- _Aim_: Copy every line of the listing that holds the string "JSON".

- _Supplied records_:
>> START

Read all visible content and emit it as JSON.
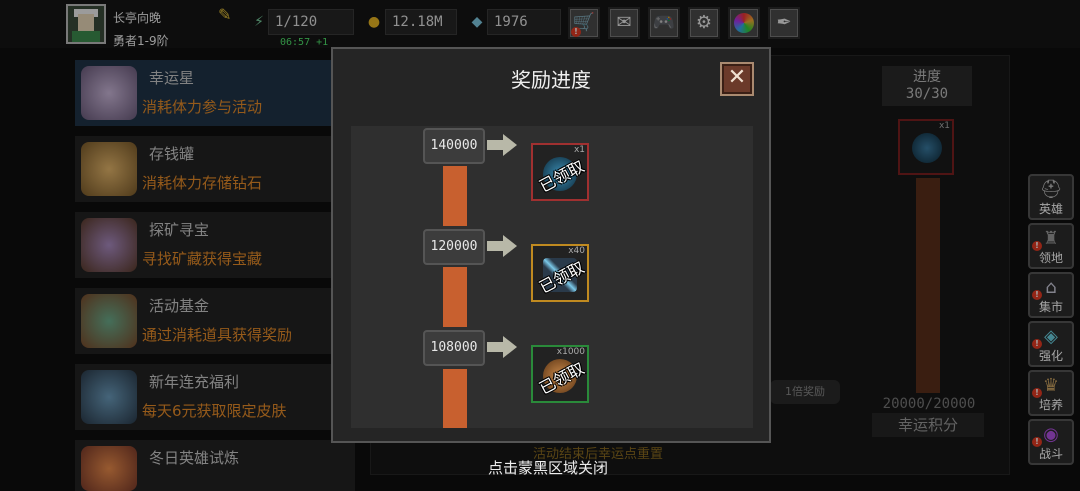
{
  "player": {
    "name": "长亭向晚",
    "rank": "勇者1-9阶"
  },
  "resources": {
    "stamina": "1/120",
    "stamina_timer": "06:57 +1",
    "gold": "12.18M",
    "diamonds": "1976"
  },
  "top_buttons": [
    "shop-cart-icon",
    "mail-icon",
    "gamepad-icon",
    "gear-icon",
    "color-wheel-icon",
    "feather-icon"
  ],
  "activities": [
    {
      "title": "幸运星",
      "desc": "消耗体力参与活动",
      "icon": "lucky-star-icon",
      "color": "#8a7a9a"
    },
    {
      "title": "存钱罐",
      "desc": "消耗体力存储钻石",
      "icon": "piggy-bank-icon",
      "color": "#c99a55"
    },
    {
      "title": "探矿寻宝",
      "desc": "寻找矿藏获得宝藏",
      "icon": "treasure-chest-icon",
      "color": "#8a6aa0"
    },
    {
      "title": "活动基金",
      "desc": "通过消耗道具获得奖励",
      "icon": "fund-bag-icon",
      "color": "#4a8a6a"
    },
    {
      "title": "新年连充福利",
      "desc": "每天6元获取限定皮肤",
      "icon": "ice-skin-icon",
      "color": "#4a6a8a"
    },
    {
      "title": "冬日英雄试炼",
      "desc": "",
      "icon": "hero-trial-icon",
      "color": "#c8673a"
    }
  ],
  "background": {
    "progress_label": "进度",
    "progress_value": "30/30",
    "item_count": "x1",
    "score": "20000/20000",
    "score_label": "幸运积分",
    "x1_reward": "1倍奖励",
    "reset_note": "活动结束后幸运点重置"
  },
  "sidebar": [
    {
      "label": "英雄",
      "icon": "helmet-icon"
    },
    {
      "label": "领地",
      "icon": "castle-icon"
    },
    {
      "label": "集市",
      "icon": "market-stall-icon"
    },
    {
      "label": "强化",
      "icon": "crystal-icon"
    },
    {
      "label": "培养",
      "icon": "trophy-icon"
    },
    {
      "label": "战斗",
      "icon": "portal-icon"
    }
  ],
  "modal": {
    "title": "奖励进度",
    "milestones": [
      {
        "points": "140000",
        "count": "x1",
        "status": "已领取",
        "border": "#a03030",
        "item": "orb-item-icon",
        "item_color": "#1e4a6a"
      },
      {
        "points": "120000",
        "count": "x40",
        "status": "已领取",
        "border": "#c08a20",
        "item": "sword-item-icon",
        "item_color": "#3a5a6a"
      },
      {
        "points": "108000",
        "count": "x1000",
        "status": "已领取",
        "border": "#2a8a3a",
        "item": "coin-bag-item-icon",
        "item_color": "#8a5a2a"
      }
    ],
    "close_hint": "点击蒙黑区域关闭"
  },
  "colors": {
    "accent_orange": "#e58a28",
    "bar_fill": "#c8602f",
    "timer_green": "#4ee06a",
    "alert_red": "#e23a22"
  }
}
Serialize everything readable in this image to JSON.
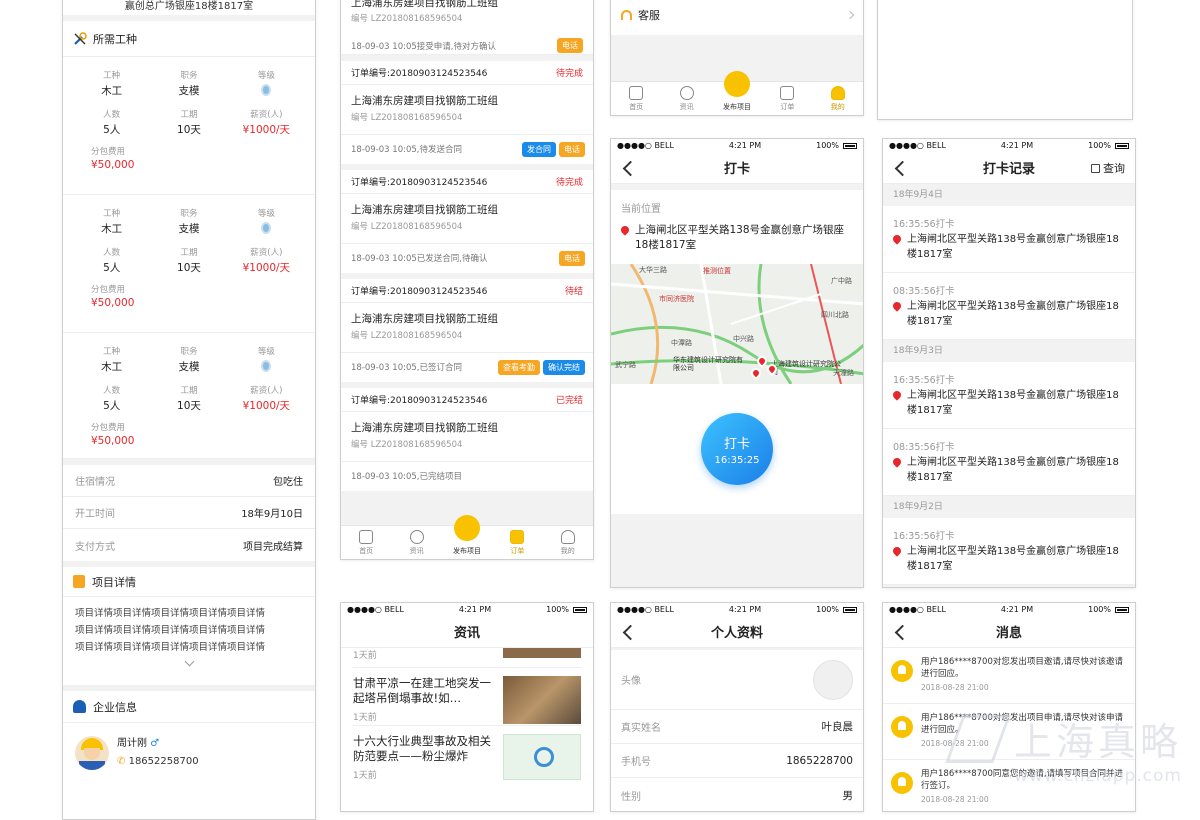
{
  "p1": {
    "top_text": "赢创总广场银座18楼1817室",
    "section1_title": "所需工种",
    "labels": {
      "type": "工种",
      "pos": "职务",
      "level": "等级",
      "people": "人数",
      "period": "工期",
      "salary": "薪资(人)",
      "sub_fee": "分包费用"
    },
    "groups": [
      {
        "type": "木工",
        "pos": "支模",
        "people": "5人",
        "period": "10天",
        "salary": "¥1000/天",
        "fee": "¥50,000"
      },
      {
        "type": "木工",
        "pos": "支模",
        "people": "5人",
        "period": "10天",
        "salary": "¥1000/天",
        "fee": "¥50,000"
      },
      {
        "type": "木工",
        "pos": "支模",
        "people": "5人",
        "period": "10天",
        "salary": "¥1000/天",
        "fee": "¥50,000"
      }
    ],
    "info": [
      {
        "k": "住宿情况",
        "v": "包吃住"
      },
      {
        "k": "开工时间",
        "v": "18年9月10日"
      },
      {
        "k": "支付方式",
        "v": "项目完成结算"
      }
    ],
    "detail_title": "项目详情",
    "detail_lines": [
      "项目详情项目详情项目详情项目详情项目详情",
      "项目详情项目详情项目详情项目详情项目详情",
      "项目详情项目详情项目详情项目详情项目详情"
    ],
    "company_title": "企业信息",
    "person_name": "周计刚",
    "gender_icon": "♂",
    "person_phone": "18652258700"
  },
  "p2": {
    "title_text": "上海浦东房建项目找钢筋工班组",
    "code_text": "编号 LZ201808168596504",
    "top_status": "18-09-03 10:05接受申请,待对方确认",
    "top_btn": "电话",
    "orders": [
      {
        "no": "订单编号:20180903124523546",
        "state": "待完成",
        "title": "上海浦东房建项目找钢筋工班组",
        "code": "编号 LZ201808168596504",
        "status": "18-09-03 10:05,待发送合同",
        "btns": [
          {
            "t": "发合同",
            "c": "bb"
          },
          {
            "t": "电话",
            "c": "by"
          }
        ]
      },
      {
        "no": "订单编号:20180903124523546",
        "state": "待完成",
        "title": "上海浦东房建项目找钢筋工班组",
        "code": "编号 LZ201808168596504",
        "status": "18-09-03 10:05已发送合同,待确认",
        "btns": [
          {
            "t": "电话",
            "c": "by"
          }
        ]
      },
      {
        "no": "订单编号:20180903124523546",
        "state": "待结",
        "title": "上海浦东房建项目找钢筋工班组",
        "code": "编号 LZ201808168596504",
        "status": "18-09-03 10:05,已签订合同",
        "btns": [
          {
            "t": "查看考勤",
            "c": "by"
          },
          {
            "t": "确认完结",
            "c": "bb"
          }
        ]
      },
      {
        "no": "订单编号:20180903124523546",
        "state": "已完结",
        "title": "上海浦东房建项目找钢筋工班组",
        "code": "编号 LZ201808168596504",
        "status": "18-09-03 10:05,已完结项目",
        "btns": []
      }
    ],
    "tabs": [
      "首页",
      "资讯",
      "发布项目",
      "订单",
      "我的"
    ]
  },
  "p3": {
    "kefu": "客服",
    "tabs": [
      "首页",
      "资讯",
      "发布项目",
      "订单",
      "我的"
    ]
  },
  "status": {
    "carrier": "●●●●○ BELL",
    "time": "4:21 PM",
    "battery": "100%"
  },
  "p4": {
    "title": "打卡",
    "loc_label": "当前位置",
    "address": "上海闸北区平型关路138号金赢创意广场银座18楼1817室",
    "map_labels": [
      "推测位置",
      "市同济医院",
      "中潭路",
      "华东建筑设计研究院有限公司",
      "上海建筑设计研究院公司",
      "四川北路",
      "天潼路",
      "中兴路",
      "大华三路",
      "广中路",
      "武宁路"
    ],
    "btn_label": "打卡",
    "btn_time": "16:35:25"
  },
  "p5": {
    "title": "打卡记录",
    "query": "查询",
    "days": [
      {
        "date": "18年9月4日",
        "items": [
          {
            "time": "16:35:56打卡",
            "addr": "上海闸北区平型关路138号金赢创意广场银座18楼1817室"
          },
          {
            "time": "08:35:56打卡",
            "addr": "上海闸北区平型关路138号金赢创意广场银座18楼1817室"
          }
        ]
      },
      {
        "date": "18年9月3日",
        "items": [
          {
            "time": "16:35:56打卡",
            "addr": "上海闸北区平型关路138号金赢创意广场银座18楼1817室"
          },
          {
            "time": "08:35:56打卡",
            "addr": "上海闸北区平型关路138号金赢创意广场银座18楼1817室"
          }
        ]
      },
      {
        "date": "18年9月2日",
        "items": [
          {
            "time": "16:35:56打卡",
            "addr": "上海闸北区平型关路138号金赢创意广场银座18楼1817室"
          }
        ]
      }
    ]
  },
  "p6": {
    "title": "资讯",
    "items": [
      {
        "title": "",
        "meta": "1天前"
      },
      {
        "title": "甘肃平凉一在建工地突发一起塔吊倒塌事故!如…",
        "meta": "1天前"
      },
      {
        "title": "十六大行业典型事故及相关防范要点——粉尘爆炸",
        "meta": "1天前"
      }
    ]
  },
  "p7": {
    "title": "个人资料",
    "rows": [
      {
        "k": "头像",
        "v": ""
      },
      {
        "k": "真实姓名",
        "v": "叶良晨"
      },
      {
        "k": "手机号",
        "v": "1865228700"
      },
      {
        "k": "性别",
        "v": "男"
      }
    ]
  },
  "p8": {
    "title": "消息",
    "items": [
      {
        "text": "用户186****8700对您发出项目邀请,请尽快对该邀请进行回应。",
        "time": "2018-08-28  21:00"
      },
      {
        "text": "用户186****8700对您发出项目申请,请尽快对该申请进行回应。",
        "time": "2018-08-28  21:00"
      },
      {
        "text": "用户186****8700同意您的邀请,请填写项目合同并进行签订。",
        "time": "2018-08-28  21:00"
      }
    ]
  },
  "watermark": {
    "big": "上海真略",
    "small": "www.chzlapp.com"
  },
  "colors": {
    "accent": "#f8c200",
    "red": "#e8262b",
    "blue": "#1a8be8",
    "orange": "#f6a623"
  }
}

>> END

- _The response_:
Read all visible content and emit it as JSON.
Serialize everything readable in this image to JSON.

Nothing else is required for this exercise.